Return each line that holds the word "响应时间".

◇ ◇ ◇

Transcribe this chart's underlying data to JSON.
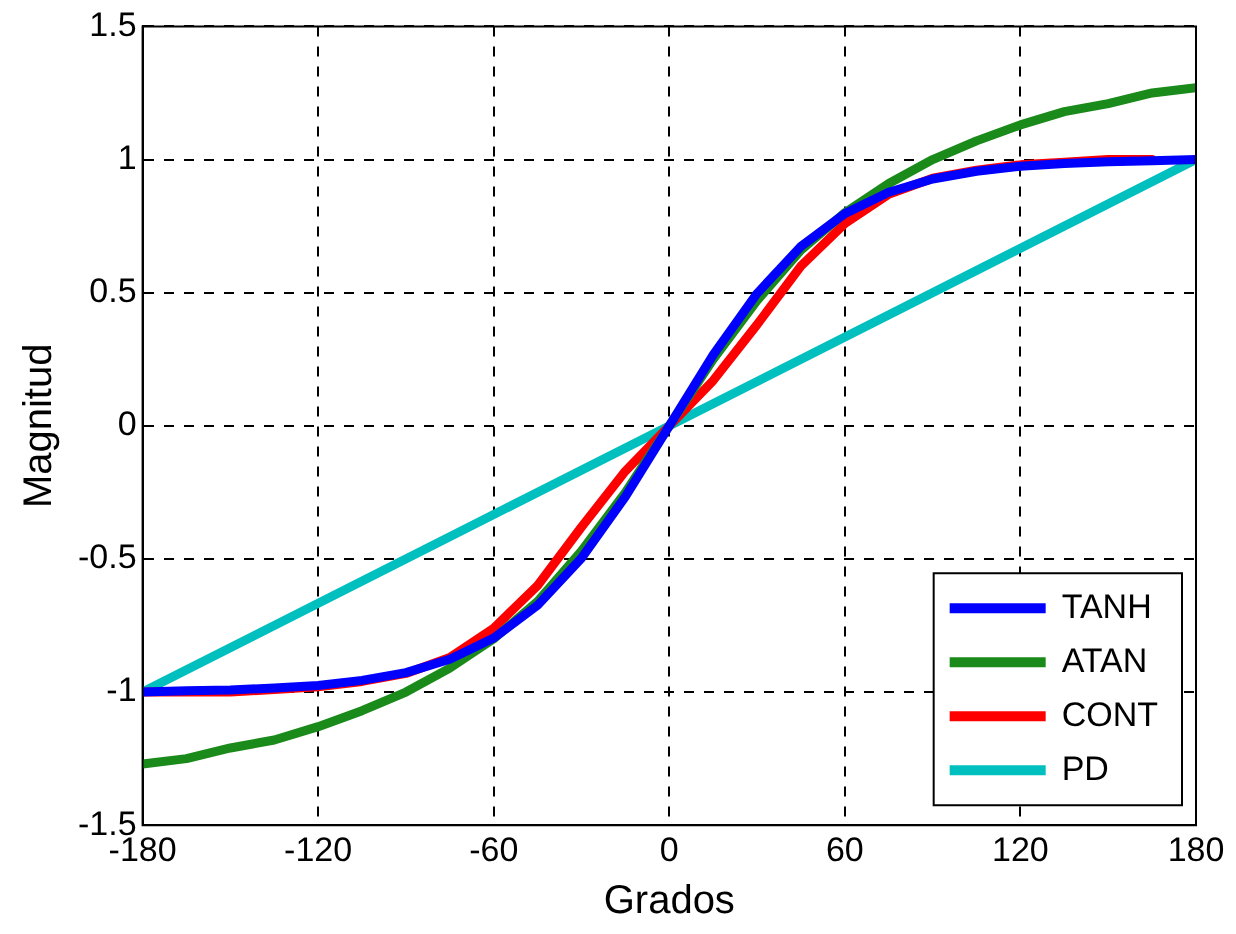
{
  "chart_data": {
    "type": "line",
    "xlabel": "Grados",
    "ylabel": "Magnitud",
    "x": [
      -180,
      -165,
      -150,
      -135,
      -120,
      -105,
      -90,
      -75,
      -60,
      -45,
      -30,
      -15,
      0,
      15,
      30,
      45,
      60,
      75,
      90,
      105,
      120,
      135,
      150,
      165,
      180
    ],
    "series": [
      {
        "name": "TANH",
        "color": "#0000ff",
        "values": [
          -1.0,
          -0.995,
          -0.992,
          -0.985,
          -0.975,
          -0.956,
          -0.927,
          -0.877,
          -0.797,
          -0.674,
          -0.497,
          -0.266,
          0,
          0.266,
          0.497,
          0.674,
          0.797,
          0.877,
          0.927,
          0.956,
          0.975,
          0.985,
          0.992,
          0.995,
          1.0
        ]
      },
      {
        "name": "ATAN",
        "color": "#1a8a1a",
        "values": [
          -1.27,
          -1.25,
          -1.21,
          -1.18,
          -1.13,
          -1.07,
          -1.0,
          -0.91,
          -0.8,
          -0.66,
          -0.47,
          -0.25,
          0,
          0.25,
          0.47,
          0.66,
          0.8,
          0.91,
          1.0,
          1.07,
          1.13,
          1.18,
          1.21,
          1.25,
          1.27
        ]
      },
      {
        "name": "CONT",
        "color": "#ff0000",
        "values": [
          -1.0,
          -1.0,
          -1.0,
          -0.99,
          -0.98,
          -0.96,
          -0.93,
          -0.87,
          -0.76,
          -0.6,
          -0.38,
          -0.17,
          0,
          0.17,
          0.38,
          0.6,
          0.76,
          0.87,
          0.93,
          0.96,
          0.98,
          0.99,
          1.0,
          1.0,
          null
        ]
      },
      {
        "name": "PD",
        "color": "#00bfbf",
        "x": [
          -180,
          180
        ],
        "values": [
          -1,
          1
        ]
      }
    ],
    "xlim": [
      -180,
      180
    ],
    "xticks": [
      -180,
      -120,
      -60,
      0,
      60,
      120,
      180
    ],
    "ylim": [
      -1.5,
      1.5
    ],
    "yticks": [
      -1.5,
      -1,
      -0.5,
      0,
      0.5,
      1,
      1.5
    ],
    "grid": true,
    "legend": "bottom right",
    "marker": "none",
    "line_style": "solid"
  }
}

◇ ◇ ◇

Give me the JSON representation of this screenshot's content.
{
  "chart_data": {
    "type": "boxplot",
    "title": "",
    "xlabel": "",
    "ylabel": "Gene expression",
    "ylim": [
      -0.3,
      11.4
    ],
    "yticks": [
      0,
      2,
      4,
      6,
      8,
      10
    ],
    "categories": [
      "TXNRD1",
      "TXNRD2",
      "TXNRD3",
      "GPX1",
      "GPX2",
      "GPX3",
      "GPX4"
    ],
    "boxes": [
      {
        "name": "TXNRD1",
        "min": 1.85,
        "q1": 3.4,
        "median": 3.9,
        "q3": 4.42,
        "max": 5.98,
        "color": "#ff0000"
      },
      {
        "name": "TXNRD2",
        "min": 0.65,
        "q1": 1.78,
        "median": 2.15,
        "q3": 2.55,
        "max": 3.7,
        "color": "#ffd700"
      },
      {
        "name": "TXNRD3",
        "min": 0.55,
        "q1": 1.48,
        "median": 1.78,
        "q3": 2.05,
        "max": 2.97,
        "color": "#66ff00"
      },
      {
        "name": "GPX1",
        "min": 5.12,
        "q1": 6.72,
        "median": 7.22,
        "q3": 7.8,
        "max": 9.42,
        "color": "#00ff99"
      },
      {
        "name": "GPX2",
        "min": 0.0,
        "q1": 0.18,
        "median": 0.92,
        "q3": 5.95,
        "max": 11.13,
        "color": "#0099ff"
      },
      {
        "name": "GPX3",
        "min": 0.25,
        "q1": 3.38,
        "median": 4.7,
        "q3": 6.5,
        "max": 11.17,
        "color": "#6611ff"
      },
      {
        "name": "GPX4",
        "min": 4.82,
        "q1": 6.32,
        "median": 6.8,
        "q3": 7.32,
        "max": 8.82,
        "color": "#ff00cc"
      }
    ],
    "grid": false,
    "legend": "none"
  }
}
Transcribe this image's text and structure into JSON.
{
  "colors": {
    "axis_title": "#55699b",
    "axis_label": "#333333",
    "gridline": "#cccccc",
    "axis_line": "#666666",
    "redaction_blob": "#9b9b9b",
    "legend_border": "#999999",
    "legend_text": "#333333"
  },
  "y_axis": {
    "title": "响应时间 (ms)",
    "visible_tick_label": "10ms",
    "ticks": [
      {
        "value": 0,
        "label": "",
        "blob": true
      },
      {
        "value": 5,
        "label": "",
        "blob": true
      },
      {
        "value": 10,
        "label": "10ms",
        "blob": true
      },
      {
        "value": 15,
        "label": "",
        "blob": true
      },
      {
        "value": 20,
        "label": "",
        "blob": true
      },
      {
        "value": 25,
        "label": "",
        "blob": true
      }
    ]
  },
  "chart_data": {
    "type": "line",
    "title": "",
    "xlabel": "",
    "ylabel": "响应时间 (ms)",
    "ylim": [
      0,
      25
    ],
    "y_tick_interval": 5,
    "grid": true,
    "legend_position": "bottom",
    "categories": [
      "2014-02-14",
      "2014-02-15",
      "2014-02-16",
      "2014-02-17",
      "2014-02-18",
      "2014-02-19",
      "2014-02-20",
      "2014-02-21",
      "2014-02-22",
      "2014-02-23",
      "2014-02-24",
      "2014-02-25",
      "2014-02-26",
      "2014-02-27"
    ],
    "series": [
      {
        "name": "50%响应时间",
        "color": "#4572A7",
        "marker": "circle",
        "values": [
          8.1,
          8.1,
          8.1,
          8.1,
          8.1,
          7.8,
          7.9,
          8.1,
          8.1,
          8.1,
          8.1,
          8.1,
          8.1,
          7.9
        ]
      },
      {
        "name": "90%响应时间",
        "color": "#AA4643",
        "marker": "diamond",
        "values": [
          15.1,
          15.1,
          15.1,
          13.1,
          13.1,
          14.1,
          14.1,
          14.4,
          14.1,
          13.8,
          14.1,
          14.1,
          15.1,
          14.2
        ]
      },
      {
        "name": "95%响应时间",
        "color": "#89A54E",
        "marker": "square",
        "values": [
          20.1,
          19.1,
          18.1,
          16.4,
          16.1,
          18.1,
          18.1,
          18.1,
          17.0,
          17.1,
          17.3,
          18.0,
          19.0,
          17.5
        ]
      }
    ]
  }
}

◇ ◇ ◇

[SOLUTION TO THIS EXERCISE]
    "title": "响应时间 (ms)",
    "ylabel": "响应时间 (ms)",
        "name": "50%响应时间",
        "name": "90%响应时间",
        "name": "95%响应时间",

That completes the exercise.